▶ _Supplied data_
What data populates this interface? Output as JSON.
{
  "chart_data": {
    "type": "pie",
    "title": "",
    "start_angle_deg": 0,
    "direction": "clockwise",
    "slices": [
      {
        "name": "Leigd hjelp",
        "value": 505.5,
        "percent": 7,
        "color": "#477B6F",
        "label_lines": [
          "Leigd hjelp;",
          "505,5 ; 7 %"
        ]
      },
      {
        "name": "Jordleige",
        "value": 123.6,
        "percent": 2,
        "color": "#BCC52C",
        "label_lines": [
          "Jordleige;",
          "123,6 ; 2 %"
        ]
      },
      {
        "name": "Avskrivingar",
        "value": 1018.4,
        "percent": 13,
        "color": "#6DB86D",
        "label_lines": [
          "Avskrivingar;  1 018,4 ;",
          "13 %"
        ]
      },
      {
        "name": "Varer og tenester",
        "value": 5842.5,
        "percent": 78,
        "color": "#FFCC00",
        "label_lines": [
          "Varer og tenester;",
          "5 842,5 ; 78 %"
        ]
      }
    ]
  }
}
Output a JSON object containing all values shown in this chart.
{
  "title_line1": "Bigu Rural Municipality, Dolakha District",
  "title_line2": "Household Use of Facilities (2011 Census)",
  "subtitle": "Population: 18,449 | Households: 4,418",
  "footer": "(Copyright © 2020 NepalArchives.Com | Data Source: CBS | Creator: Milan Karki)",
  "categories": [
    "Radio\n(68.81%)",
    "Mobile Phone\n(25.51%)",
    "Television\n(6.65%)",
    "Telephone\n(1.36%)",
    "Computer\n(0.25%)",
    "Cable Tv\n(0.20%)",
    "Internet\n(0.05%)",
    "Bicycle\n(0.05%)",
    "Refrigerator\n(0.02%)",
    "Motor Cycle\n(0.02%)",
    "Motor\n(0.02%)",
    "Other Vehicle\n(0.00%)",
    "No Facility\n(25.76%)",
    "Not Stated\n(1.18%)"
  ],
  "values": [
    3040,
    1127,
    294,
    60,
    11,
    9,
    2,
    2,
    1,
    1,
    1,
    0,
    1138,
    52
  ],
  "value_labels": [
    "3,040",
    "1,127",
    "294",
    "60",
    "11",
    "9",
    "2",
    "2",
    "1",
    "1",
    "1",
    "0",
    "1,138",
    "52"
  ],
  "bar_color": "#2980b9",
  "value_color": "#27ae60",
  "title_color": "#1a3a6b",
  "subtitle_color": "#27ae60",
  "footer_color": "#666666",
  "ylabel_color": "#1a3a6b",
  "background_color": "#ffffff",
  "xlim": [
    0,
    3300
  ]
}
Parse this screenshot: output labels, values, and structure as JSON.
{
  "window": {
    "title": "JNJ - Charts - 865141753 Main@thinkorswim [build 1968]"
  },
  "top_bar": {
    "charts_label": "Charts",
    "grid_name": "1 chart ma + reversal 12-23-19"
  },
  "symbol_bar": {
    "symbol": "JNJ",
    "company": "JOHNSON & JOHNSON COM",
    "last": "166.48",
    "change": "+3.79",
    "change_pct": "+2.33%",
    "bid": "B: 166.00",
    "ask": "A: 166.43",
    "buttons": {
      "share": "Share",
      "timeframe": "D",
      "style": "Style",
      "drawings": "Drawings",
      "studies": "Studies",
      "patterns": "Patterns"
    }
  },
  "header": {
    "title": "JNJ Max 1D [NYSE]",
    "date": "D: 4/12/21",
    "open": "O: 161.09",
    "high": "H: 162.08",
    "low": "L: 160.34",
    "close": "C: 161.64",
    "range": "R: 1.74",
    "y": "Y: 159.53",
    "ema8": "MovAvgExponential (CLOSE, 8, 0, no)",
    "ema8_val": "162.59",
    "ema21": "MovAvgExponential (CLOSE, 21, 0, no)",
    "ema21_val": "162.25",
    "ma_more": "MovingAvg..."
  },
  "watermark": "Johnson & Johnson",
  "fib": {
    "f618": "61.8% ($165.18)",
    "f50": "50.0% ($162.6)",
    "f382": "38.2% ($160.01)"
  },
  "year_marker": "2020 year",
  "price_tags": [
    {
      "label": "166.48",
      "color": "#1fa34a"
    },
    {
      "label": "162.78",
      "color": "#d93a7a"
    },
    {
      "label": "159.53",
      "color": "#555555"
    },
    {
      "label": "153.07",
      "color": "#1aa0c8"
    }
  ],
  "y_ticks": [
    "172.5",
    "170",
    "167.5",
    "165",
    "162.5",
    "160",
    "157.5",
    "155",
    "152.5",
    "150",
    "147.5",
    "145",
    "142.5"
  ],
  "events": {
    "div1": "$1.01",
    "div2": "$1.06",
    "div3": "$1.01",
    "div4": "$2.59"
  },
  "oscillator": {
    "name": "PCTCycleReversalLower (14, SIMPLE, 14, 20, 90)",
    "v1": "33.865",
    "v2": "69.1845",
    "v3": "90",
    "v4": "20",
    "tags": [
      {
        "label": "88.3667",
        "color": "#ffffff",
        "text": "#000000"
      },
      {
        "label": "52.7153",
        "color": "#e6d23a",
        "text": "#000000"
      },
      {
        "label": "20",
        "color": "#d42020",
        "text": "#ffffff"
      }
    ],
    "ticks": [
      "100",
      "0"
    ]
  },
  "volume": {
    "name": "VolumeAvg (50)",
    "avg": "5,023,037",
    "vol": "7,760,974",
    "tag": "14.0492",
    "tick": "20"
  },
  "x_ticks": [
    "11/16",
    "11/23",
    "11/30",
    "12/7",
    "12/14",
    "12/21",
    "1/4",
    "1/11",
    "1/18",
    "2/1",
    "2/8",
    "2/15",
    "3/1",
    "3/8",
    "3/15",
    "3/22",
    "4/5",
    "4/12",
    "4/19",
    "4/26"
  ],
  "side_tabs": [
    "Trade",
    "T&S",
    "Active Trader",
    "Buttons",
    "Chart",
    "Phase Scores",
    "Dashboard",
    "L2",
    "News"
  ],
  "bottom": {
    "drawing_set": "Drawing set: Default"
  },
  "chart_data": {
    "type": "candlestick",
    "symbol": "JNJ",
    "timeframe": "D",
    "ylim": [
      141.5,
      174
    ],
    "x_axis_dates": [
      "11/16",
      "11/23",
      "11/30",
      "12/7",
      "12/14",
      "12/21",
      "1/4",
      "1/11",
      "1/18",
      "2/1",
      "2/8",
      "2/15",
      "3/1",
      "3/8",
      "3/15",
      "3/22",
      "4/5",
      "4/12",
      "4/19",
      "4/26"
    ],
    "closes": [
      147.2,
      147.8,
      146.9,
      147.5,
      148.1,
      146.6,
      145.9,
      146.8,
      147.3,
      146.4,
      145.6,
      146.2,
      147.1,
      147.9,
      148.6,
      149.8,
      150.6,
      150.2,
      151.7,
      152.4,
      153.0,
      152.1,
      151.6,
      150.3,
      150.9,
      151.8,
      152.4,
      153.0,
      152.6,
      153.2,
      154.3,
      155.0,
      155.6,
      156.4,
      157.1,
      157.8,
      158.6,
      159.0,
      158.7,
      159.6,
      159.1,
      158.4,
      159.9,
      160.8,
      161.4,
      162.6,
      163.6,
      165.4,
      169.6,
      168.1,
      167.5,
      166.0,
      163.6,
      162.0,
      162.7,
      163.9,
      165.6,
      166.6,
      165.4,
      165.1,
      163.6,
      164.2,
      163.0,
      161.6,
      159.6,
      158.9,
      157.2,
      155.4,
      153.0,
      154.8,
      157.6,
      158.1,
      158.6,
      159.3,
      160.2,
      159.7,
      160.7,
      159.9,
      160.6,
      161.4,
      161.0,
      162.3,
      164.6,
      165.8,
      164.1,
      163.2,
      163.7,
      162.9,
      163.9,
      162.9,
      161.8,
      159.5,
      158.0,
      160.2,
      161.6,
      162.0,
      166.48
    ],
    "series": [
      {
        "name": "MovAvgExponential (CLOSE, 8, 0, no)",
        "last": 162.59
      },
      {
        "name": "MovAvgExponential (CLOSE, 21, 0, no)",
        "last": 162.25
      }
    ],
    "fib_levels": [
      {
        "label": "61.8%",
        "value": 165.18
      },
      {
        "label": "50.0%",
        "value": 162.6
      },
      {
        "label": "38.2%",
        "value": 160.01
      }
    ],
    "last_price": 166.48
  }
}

▶ _Goal_
Gather up, from the records above, each line where the word "ffffff" appears.

▶ _Exercise answer_
  "background_color": "#ffffff",
        "color": "#ffffff",
        "text": "#ffffff"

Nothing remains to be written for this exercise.